_Tugas Singkat_
Tolong sebutkan arti kata trilingga jika berasal dari bahasa Latin, berdasarkan kutipan pilihan.

Trilingga dalam konteks bahasa Indonesia dan sastra Jawa punya makna serupa walau tak sama, yaitu tiga bahasa, tiga simbol, atau tiga unsur.
Asal Kata Trilingga
Bahasa sansekerta mengartikan trilingga sebagai tiga tanda, berasal dari kata tri yang artinya tiga dan lingga yang berarti tanda atau simbol. Sementara itu kata trilingga juga dipercaya berasal dari bahasa Latin, yaitu tri dan lingua yang artinya tiga bahasa.
KBBI tidak menginformasikan asal kata trilingga dalam tesaurusnya. Jadi kalau ada yang bilang trilingga berasal dari bahasa Sansekerta, benar. Kalau dibilang dari bahasa Latin, bisa juga.
Namun, trilingga lebih pas kalau disebut berasal dari bahasa Sansekerta. Sebagian bahasa Jawa memiliki akar dari bahasa Sansekerta dan sebagian lagi dari rumpun bahasa Autronesia.
Pengaruh bahasa Sansekerta sangat kuat karena kerajaan Hindu-Buddha seperti Mataram Kuno dan Majapahit menggunakannya pada upacara keagamaan, penulisan prasasti, dan karya sastra.

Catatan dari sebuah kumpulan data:

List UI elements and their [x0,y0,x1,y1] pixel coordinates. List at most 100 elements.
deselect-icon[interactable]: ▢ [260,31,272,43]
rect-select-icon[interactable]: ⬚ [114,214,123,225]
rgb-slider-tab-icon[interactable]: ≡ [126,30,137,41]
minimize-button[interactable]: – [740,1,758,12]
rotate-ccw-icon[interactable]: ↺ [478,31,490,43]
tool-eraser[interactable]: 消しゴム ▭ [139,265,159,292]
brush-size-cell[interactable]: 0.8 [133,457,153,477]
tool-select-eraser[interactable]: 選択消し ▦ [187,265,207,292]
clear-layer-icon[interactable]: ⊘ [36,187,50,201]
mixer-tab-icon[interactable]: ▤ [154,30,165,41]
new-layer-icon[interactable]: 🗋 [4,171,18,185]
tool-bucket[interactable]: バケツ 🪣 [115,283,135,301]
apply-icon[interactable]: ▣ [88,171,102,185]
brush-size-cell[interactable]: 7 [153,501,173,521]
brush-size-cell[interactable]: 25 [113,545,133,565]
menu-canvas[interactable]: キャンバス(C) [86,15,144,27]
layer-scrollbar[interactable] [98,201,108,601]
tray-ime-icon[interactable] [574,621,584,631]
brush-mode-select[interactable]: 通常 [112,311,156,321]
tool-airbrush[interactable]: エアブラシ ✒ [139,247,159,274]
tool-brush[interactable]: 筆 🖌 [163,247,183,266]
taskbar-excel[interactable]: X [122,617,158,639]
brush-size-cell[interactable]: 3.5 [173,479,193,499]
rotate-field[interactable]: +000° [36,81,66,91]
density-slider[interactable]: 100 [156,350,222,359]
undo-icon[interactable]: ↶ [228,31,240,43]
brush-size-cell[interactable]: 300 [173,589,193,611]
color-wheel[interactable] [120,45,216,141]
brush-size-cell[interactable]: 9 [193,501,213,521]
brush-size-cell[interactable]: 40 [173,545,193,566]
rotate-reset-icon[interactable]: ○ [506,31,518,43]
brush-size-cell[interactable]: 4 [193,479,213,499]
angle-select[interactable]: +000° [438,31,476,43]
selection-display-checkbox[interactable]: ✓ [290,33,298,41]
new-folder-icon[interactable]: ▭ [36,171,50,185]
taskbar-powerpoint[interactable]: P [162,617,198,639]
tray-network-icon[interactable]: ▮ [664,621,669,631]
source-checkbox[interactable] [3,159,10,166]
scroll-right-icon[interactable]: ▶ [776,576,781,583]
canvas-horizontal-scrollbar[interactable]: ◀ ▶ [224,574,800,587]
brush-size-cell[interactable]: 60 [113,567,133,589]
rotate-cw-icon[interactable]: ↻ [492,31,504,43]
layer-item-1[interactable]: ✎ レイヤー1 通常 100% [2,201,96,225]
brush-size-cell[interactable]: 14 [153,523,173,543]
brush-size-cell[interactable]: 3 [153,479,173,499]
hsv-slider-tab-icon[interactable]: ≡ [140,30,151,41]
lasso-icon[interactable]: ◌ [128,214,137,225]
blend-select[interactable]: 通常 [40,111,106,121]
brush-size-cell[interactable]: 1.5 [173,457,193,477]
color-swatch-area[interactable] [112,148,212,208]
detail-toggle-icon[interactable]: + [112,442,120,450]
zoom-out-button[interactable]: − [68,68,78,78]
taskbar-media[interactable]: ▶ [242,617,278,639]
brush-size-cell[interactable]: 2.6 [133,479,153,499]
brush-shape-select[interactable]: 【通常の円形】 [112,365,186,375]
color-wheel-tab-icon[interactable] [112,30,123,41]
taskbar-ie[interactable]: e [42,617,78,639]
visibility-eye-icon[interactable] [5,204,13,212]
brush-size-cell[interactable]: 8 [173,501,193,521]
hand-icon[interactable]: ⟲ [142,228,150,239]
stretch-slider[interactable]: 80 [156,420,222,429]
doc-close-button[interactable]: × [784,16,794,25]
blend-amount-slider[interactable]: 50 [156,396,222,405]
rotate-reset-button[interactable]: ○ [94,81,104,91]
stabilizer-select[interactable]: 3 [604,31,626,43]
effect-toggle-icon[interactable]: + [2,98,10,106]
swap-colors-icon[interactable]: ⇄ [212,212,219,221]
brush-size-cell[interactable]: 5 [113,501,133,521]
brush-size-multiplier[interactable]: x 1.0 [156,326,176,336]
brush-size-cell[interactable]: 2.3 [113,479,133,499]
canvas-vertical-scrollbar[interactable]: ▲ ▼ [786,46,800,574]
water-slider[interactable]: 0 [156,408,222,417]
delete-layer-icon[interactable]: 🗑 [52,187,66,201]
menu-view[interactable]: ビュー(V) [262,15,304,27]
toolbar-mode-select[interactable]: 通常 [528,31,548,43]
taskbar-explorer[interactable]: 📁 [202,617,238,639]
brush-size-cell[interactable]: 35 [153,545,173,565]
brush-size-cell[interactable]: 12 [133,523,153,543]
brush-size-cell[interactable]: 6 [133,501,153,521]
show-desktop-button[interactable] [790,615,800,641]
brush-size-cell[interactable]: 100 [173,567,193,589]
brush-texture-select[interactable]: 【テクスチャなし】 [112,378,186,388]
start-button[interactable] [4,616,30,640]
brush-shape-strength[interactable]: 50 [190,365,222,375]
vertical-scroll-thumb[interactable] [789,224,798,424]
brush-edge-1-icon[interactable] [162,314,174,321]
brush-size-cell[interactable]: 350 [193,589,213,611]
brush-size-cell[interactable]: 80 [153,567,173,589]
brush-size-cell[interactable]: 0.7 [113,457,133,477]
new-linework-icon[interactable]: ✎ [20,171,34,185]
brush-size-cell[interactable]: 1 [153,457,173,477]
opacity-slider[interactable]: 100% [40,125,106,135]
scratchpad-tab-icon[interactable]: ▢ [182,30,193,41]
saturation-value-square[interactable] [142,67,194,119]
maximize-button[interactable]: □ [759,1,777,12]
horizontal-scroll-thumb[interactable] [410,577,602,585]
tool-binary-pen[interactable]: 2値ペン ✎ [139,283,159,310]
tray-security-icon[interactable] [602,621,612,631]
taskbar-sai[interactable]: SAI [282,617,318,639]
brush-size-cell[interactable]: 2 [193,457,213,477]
...
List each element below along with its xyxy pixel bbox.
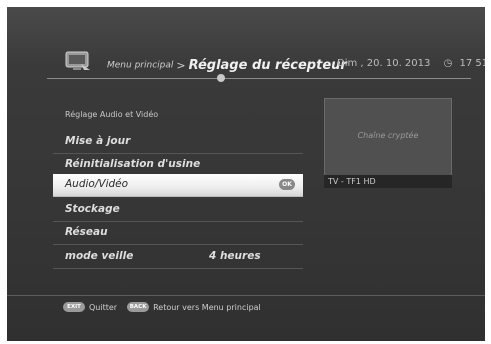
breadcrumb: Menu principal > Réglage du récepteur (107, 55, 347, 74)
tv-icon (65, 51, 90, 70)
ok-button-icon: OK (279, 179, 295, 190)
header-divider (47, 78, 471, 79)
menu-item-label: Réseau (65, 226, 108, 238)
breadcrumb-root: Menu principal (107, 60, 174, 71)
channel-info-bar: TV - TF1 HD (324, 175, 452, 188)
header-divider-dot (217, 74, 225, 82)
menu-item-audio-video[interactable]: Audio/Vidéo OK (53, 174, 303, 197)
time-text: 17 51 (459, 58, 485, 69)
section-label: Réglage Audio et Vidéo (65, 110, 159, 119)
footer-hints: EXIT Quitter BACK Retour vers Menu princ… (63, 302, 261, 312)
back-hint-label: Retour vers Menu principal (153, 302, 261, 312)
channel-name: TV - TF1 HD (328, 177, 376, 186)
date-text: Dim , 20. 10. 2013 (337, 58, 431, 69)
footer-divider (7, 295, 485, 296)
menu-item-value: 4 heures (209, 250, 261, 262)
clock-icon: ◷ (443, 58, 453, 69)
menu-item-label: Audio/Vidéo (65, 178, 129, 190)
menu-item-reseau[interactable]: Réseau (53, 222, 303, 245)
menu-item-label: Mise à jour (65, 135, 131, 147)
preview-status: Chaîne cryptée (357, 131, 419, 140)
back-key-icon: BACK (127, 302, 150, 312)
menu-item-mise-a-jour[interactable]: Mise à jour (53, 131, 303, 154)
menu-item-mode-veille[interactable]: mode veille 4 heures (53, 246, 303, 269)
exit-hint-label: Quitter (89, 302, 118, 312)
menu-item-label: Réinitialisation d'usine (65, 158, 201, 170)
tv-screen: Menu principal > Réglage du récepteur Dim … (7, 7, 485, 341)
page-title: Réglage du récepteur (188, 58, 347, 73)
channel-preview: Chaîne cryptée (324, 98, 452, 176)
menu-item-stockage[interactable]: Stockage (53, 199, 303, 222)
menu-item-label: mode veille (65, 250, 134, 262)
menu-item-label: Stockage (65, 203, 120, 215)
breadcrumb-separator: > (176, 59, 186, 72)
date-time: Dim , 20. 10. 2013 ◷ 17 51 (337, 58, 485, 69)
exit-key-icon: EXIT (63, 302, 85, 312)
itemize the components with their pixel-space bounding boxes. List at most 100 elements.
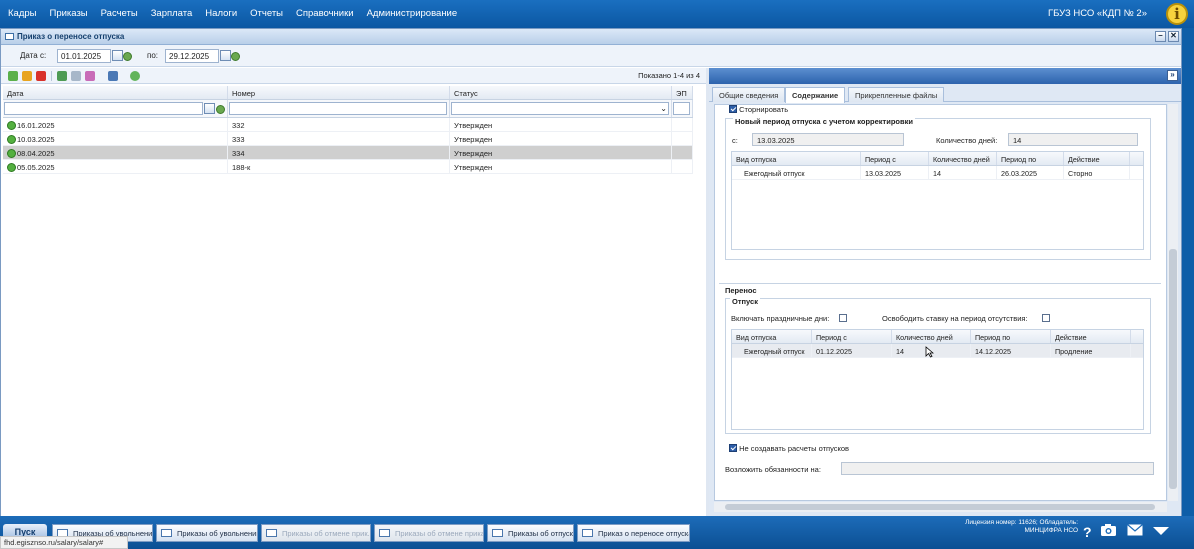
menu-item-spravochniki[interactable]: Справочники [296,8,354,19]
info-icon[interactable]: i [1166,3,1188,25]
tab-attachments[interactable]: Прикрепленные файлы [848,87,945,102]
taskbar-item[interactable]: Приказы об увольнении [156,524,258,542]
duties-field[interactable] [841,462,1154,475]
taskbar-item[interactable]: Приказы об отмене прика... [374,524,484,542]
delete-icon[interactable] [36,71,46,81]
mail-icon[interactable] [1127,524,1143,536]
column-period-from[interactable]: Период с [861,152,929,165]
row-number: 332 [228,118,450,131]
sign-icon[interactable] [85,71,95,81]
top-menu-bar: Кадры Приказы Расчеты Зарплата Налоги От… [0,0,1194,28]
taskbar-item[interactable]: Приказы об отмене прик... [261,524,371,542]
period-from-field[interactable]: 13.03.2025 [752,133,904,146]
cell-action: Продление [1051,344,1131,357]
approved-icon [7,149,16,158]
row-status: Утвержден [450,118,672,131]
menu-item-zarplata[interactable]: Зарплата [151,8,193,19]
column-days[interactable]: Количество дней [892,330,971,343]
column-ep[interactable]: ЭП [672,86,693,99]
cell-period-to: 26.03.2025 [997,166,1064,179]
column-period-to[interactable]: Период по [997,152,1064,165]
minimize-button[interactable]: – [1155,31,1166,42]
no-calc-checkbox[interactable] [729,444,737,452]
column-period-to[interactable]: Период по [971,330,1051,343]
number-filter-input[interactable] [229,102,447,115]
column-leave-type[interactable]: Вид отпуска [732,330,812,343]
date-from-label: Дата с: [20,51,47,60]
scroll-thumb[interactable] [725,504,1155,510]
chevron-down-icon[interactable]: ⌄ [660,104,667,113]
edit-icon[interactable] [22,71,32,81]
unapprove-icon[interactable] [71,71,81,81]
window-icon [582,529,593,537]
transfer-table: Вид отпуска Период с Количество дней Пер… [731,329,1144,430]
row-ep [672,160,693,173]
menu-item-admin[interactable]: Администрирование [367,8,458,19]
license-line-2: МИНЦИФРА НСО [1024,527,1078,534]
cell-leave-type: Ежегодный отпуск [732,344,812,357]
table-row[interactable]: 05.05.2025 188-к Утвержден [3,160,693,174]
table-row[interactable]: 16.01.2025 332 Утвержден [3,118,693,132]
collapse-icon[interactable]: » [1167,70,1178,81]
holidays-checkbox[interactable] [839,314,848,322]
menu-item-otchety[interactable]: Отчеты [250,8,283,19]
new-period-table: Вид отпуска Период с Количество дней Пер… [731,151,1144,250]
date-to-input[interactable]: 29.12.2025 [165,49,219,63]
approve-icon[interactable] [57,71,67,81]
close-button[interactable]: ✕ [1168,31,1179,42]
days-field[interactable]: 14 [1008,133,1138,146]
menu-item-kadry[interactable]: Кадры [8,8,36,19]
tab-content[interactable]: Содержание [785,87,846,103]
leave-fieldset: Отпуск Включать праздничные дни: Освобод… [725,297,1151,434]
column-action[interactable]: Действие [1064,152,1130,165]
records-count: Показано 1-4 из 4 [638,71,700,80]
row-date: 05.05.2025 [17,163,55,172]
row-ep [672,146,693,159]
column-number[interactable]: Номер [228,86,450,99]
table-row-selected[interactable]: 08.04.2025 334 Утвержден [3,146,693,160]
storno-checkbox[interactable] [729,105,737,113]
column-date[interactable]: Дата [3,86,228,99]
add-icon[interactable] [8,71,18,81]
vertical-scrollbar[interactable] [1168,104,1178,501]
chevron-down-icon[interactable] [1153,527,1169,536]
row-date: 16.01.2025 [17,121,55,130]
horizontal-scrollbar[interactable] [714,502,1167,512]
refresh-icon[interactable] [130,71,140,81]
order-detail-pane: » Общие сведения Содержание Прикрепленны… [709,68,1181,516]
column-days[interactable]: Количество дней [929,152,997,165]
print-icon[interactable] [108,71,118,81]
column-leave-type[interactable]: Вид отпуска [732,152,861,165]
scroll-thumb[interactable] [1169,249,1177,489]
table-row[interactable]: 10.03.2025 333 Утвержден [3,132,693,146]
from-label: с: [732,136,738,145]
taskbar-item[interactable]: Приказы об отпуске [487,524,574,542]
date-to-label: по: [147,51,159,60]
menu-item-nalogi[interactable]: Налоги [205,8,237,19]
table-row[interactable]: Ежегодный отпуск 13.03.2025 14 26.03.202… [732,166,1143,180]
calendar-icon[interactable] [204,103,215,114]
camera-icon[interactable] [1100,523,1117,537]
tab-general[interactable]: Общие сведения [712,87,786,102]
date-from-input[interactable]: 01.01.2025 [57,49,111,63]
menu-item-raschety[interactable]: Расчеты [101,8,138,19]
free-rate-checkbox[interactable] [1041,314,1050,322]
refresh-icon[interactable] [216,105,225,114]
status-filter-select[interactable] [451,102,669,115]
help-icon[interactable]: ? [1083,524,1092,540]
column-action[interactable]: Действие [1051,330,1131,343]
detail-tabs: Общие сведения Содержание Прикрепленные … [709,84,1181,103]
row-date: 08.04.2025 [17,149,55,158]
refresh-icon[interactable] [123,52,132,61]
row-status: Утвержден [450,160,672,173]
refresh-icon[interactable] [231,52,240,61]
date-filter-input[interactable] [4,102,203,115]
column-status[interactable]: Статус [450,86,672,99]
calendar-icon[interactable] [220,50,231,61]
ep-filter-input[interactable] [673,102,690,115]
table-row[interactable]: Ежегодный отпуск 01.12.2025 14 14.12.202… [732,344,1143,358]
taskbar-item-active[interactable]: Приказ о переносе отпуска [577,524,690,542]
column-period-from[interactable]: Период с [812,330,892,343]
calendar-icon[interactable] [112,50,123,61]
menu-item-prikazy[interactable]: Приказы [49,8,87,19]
---
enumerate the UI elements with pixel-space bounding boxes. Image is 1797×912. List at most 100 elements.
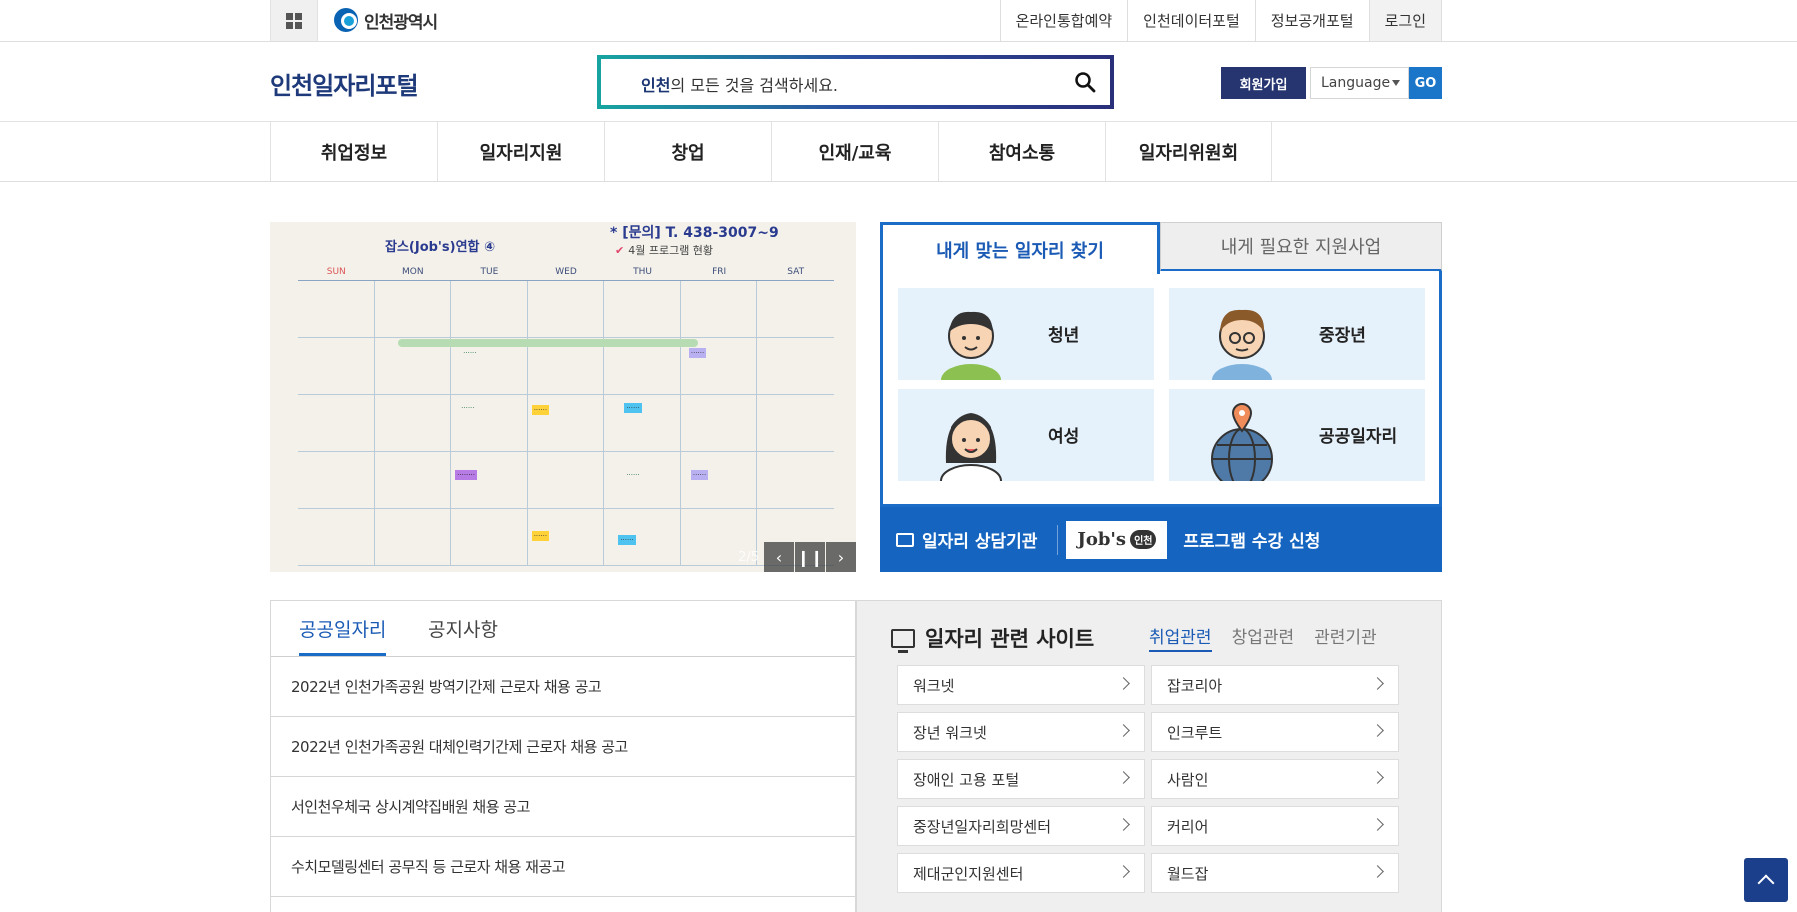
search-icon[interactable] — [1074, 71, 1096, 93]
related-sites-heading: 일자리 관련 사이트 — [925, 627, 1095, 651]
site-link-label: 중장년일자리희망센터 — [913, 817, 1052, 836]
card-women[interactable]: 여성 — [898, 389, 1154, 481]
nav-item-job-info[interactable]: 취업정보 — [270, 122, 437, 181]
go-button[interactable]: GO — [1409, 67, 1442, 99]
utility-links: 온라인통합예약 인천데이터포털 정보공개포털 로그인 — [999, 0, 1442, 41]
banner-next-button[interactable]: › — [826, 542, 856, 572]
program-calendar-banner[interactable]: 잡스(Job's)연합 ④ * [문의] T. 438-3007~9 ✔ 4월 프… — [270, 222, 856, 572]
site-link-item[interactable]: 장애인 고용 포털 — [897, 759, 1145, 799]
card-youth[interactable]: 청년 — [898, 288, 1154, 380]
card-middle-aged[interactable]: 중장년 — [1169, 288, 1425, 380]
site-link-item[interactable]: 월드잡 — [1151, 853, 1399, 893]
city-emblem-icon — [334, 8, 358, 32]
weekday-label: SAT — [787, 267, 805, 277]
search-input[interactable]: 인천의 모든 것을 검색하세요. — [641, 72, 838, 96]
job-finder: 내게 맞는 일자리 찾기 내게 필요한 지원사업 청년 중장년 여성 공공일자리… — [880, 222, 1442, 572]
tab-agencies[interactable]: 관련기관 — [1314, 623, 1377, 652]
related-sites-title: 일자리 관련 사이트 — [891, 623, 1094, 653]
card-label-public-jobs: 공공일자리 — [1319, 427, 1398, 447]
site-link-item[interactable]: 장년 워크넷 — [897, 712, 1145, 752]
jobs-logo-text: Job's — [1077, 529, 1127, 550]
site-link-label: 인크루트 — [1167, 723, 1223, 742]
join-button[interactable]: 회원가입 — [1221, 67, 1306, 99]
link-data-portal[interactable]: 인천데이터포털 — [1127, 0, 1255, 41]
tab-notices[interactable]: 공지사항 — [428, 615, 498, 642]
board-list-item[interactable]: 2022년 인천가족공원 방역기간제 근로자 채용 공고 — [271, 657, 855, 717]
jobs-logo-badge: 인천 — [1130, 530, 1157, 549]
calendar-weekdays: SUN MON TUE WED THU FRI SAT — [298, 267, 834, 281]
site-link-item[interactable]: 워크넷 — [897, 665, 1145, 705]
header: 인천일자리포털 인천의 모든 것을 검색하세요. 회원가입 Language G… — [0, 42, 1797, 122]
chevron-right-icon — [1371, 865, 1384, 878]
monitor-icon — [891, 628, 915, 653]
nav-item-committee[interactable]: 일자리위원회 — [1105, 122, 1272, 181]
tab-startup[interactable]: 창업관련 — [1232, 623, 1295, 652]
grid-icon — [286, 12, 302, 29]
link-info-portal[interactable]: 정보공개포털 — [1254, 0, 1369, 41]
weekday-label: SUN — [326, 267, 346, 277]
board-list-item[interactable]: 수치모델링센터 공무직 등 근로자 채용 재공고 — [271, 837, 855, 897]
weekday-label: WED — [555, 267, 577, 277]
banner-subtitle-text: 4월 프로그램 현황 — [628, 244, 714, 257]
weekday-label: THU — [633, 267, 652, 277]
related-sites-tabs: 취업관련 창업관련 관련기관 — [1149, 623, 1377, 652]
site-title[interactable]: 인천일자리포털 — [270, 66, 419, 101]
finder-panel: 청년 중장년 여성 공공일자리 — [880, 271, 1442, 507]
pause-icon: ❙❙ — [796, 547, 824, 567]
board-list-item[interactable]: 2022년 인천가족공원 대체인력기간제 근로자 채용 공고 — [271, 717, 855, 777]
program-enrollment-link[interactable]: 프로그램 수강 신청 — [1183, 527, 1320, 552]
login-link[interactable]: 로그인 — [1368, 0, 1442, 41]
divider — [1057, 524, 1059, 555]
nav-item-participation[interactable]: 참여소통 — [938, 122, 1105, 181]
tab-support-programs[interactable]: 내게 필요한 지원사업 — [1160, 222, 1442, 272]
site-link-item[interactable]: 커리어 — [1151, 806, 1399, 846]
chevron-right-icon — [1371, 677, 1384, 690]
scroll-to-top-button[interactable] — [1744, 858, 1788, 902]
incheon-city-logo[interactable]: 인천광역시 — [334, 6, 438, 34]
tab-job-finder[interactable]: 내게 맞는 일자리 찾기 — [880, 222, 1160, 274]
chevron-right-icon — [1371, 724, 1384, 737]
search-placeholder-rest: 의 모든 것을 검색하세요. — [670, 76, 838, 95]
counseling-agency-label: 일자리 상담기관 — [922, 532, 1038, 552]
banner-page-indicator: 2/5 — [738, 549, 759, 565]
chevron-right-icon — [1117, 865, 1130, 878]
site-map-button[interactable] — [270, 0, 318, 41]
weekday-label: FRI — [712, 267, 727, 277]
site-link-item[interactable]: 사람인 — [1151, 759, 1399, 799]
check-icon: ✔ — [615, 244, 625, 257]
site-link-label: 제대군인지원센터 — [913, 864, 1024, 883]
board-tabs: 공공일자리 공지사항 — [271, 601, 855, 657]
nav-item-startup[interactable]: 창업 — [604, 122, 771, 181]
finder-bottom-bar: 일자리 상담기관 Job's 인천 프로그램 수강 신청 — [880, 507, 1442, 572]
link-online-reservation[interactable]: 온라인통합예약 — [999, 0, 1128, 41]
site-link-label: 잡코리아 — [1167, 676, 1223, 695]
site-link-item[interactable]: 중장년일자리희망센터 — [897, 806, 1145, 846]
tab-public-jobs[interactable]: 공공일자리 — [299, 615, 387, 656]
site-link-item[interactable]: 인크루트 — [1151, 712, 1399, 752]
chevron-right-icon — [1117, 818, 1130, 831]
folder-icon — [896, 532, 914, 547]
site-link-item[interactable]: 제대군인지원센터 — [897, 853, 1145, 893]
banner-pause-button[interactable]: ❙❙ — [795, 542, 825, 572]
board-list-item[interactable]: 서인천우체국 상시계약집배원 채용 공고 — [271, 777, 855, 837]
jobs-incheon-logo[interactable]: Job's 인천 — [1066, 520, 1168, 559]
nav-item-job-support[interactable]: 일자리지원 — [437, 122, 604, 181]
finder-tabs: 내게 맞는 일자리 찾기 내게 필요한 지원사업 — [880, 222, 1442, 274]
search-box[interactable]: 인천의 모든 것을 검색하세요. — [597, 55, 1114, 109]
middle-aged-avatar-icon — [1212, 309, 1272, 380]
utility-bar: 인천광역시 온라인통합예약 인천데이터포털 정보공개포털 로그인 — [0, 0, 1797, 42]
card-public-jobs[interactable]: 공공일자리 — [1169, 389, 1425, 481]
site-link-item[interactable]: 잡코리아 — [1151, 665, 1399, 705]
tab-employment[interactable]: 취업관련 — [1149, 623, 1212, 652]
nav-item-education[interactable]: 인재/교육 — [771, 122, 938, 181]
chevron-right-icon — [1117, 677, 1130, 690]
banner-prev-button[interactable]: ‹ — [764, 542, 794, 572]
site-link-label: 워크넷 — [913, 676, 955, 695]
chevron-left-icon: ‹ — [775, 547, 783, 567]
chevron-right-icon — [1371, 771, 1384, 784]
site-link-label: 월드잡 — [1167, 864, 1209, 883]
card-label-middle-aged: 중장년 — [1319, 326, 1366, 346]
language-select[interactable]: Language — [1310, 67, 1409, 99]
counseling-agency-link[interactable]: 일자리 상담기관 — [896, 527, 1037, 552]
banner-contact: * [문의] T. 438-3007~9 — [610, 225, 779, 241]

_Hasil_
Tiga bahasa.